[Extracted data entries]
————

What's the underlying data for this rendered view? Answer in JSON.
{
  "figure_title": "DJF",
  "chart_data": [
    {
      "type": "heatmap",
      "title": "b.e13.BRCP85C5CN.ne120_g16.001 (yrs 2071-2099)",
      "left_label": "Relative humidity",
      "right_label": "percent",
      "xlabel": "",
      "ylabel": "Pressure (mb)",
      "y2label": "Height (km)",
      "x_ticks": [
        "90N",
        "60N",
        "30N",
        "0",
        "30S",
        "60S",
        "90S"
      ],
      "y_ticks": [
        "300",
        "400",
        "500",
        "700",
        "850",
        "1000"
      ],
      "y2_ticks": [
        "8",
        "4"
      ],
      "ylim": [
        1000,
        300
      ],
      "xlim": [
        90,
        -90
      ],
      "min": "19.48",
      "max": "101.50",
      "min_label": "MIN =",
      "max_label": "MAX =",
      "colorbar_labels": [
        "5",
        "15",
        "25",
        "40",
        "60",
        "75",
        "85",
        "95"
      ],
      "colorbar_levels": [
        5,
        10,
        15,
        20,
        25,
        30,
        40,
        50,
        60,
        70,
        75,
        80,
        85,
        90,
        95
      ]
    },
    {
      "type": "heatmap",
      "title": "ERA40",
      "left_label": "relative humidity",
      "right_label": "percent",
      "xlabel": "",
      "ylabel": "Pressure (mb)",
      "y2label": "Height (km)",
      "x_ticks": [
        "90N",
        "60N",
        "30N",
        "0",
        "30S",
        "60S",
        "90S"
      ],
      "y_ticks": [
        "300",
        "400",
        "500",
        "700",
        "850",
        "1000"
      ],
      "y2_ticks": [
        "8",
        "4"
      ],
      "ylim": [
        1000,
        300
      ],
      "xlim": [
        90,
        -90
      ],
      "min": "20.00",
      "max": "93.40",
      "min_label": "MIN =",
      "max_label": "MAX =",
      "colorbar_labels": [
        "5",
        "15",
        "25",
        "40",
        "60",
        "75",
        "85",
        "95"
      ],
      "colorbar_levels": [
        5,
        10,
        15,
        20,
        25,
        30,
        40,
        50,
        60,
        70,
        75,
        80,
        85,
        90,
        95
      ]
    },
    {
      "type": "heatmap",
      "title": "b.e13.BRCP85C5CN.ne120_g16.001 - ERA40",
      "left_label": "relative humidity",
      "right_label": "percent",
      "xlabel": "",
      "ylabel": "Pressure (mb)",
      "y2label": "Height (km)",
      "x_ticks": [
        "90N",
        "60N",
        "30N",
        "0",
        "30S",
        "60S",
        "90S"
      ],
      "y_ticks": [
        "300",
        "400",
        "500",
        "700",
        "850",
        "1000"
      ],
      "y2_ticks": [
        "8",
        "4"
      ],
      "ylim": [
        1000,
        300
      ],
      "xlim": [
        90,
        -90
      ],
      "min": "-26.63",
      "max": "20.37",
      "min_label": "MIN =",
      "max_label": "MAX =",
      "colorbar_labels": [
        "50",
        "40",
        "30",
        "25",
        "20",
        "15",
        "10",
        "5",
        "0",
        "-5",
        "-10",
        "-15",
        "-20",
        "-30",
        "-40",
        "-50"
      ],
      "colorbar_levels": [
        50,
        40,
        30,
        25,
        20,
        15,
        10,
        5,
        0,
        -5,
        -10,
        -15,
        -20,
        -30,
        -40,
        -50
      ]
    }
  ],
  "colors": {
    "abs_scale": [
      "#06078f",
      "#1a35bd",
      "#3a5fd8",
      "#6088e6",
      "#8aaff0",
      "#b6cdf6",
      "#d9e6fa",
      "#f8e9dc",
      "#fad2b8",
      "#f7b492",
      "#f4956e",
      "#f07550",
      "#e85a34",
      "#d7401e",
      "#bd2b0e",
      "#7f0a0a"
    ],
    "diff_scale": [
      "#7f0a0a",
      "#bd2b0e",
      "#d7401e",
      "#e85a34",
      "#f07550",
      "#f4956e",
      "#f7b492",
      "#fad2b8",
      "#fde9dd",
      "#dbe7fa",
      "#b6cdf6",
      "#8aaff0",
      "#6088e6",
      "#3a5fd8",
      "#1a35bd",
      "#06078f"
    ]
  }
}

————

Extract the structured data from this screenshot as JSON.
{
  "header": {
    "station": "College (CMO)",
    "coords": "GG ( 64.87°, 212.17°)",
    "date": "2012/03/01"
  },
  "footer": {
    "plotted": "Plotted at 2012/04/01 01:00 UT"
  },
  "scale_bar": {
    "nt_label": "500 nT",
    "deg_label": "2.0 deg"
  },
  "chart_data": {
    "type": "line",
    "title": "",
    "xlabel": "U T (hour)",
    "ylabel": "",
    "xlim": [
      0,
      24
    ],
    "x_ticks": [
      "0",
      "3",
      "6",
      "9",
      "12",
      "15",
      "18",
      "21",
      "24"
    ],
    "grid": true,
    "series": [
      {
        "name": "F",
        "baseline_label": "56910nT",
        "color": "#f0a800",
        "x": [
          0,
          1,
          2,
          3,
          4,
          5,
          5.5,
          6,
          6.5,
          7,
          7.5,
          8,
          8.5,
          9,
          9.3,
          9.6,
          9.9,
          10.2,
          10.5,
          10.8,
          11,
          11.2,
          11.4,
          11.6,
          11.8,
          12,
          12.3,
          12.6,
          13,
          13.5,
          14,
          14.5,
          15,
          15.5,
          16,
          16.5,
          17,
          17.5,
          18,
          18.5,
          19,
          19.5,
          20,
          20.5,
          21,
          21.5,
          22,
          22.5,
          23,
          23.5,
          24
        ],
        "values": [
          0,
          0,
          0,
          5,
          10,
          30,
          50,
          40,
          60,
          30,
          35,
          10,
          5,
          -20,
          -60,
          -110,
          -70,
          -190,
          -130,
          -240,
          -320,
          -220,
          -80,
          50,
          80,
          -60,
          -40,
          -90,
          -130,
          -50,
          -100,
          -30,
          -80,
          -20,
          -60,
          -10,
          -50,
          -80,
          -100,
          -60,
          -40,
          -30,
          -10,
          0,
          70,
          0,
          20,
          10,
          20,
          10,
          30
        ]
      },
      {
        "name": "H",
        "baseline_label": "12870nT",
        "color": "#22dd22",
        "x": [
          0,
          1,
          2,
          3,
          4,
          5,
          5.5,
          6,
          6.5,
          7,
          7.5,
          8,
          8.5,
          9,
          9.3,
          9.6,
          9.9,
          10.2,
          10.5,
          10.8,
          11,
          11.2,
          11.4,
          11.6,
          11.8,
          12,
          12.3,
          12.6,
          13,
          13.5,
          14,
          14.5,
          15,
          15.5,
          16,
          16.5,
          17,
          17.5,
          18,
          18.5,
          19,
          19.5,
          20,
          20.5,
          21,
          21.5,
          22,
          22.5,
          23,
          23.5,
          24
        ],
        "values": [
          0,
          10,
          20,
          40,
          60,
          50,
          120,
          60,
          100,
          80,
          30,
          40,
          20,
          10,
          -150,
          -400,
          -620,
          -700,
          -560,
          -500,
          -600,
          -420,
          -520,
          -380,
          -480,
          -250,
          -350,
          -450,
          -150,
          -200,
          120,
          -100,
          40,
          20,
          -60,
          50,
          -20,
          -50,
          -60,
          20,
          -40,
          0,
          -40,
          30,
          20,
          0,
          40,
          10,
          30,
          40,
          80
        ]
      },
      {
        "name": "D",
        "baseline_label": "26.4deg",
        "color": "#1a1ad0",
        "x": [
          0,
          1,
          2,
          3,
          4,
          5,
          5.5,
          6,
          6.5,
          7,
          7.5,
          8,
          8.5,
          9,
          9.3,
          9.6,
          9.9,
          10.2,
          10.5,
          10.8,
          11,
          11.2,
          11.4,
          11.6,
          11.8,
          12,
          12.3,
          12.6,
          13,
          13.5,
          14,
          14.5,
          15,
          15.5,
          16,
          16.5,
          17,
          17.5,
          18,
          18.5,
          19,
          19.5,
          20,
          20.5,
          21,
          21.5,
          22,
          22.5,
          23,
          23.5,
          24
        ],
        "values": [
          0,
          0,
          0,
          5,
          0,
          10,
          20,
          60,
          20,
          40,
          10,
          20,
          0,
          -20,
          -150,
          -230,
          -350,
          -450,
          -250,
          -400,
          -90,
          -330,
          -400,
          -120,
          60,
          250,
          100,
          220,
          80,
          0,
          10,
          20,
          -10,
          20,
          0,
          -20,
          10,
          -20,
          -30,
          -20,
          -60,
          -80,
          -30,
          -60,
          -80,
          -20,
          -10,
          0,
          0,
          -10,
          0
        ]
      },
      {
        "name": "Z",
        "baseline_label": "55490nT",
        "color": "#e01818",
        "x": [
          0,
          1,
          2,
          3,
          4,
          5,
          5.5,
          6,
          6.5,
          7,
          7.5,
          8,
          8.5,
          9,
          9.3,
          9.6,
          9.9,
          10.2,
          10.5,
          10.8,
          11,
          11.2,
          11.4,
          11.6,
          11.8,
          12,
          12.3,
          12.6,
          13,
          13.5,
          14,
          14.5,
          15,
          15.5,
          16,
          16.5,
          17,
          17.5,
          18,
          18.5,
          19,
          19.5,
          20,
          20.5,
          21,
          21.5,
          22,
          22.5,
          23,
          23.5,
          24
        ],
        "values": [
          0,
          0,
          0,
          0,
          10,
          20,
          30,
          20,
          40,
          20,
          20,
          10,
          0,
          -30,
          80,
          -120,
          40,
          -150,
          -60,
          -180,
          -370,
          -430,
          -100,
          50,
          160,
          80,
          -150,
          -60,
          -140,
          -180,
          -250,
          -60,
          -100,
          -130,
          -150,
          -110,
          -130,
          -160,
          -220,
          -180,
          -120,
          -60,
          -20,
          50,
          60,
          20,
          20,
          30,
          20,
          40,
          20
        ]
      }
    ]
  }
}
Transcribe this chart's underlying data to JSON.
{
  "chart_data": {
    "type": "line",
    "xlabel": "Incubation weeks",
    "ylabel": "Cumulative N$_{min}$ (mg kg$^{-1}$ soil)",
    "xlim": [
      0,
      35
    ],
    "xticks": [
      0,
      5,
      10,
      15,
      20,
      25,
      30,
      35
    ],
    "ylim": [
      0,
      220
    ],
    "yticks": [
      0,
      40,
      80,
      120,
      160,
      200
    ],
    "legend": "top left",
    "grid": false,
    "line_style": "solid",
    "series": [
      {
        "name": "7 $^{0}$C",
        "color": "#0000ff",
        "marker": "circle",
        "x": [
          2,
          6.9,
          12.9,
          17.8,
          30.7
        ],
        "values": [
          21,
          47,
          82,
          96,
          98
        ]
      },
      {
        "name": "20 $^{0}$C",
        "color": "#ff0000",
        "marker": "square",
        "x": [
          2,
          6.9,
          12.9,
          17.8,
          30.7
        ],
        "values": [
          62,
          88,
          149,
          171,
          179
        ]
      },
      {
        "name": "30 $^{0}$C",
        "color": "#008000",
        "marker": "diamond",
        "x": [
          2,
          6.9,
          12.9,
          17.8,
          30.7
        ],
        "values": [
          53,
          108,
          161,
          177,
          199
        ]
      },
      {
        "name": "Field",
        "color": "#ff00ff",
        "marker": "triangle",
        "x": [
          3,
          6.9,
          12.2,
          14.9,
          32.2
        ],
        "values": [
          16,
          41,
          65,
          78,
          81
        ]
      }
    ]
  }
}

————

- **WHAT YOU NEED TO DO**: Using the listing above, pull out all lines that hold the word "JSON".

- **RESULT OF THE EXERCISE**:
What's the underlying data for this rendered view? Answer in JSON.
Extract the structured data from this screenshot as JSON.
Transcribe this chart's underlying data to JSON.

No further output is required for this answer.